• Set exercise
Take each line that has the word "woll" and return it.

==*==

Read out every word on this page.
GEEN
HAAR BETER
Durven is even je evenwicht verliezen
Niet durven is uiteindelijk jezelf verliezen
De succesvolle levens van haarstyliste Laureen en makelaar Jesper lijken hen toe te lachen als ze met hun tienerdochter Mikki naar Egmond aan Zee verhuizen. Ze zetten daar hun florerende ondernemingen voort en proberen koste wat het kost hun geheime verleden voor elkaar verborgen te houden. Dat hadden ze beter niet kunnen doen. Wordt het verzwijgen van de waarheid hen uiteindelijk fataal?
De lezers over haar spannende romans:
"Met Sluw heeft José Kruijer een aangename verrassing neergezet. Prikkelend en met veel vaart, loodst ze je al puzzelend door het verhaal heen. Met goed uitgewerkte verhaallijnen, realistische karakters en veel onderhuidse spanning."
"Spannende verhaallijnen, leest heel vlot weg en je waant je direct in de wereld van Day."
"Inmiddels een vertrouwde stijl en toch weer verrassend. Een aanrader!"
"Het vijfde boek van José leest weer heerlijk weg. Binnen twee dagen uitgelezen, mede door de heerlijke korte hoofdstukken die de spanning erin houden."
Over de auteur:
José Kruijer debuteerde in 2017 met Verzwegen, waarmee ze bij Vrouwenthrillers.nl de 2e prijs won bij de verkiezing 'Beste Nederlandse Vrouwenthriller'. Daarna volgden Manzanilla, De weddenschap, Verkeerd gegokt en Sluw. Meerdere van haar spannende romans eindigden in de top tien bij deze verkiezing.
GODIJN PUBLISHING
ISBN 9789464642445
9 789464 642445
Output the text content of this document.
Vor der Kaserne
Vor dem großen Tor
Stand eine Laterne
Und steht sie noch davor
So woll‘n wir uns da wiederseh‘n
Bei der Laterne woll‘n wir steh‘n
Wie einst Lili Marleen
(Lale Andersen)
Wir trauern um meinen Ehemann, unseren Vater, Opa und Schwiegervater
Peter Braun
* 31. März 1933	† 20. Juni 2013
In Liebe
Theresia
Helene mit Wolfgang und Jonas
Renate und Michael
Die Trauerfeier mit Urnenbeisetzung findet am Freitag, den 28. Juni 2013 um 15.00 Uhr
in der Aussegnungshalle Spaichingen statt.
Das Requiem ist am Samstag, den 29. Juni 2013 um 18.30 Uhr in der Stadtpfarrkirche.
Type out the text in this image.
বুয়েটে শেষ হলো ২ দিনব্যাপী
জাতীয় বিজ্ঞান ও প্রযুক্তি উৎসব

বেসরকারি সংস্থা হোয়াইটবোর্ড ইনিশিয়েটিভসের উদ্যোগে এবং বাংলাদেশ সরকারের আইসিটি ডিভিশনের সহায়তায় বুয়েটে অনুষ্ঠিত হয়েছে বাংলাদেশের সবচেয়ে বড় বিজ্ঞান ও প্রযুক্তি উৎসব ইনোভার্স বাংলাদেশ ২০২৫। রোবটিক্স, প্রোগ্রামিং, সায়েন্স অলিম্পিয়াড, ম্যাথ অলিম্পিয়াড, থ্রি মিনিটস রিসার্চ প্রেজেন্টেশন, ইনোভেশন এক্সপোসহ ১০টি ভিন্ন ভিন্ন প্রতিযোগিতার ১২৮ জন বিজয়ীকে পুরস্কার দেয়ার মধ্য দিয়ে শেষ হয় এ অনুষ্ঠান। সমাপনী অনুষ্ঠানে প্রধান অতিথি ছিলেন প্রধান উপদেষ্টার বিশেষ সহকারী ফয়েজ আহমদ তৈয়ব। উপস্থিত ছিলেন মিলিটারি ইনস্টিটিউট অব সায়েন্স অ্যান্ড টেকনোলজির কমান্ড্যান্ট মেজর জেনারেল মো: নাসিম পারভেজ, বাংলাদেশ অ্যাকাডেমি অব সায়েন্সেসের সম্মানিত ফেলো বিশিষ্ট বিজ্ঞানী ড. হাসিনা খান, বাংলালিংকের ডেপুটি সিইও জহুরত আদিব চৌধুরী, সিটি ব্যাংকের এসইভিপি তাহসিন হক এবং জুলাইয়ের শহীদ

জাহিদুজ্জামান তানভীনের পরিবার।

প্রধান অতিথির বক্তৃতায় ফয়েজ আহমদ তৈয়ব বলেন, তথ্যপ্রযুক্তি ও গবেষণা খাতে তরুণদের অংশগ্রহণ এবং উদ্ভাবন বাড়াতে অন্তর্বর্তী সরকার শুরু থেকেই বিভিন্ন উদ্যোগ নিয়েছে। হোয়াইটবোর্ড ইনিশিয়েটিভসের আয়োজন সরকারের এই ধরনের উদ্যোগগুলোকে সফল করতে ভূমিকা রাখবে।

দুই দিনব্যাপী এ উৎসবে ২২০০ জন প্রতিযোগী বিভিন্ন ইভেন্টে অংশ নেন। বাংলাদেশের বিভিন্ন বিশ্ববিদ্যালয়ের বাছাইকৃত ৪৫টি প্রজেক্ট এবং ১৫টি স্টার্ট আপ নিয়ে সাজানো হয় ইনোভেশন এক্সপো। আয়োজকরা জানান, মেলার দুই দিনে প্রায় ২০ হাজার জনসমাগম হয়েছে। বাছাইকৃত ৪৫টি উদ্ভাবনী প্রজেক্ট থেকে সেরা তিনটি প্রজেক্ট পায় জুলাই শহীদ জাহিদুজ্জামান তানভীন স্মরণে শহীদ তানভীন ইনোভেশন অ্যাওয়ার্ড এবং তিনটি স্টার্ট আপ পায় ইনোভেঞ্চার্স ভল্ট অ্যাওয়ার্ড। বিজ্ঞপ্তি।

==*==

• Answer to this task
So woll‘n wir uns da wiederseh‘n
Bei der Laterne woll‘n wir steh‘n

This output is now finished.